**Goal of the exercise:**
Find the word "Αθήνας" in the listing; pull out each line holding it.
----
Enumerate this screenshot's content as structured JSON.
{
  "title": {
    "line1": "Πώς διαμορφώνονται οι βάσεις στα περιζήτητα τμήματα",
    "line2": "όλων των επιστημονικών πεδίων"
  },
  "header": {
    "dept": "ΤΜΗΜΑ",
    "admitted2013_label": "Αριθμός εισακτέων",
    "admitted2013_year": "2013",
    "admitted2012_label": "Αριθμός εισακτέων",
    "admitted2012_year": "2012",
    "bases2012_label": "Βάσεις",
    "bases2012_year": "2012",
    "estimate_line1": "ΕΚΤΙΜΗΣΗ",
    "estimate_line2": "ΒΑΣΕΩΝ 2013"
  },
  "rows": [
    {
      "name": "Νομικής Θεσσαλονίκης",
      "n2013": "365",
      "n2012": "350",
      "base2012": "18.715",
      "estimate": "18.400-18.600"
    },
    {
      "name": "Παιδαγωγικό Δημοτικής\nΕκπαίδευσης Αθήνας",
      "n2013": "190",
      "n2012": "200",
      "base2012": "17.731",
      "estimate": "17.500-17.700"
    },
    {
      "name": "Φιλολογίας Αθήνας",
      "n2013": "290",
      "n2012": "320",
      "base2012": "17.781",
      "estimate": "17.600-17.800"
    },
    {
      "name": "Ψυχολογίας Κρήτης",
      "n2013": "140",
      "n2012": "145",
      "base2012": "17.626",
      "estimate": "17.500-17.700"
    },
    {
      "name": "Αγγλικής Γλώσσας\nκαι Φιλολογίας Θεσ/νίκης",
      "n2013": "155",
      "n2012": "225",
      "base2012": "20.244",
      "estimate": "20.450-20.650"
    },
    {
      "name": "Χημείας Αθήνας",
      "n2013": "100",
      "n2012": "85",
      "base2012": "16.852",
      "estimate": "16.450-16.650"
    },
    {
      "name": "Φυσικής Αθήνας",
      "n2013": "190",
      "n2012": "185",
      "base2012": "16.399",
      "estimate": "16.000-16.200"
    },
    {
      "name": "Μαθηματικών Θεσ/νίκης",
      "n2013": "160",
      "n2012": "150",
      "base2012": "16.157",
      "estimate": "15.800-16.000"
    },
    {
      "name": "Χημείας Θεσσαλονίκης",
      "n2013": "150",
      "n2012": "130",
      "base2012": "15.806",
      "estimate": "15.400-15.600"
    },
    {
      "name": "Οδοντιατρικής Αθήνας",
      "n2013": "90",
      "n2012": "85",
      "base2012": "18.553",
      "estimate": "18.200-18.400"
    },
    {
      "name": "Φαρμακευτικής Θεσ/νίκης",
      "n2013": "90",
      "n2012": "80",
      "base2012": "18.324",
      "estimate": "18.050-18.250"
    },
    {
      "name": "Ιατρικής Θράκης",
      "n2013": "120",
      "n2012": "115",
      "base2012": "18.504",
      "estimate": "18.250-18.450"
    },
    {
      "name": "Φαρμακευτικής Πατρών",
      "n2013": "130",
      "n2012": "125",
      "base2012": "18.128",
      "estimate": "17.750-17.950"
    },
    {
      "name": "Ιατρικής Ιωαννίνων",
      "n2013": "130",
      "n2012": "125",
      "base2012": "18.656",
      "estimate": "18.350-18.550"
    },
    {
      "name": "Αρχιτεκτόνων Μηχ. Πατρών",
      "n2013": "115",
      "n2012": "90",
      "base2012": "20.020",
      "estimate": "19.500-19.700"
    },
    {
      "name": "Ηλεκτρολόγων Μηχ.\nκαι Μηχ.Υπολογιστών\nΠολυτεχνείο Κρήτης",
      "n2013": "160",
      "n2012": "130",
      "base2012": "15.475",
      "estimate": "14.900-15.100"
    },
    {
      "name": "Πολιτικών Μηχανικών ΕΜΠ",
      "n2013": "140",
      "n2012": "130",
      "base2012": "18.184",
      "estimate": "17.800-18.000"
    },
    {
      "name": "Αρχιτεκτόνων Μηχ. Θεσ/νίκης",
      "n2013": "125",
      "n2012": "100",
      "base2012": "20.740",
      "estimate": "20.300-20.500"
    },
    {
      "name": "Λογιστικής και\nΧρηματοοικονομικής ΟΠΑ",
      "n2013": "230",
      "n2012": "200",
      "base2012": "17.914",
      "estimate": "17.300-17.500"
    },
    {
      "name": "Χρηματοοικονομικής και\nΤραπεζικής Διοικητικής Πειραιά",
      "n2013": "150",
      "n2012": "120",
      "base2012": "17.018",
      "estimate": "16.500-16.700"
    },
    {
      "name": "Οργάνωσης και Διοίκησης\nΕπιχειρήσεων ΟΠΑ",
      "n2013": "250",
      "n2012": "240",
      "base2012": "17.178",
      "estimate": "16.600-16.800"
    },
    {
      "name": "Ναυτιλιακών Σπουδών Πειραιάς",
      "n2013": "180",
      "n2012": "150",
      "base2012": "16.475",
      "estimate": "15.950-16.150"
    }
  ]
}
----
**Written response:**
      "name": "Παιδαγωγικό Δημοτικής\nΕκπαίδευσης Αθήνας",
      "name": "Φιλολογίας Αθήνας",
      "name": "Χημείας Αθήνας",
      "name": "Φυσικής Αθήνας",
      "name": "Οδοντιατρικής Αθήνας",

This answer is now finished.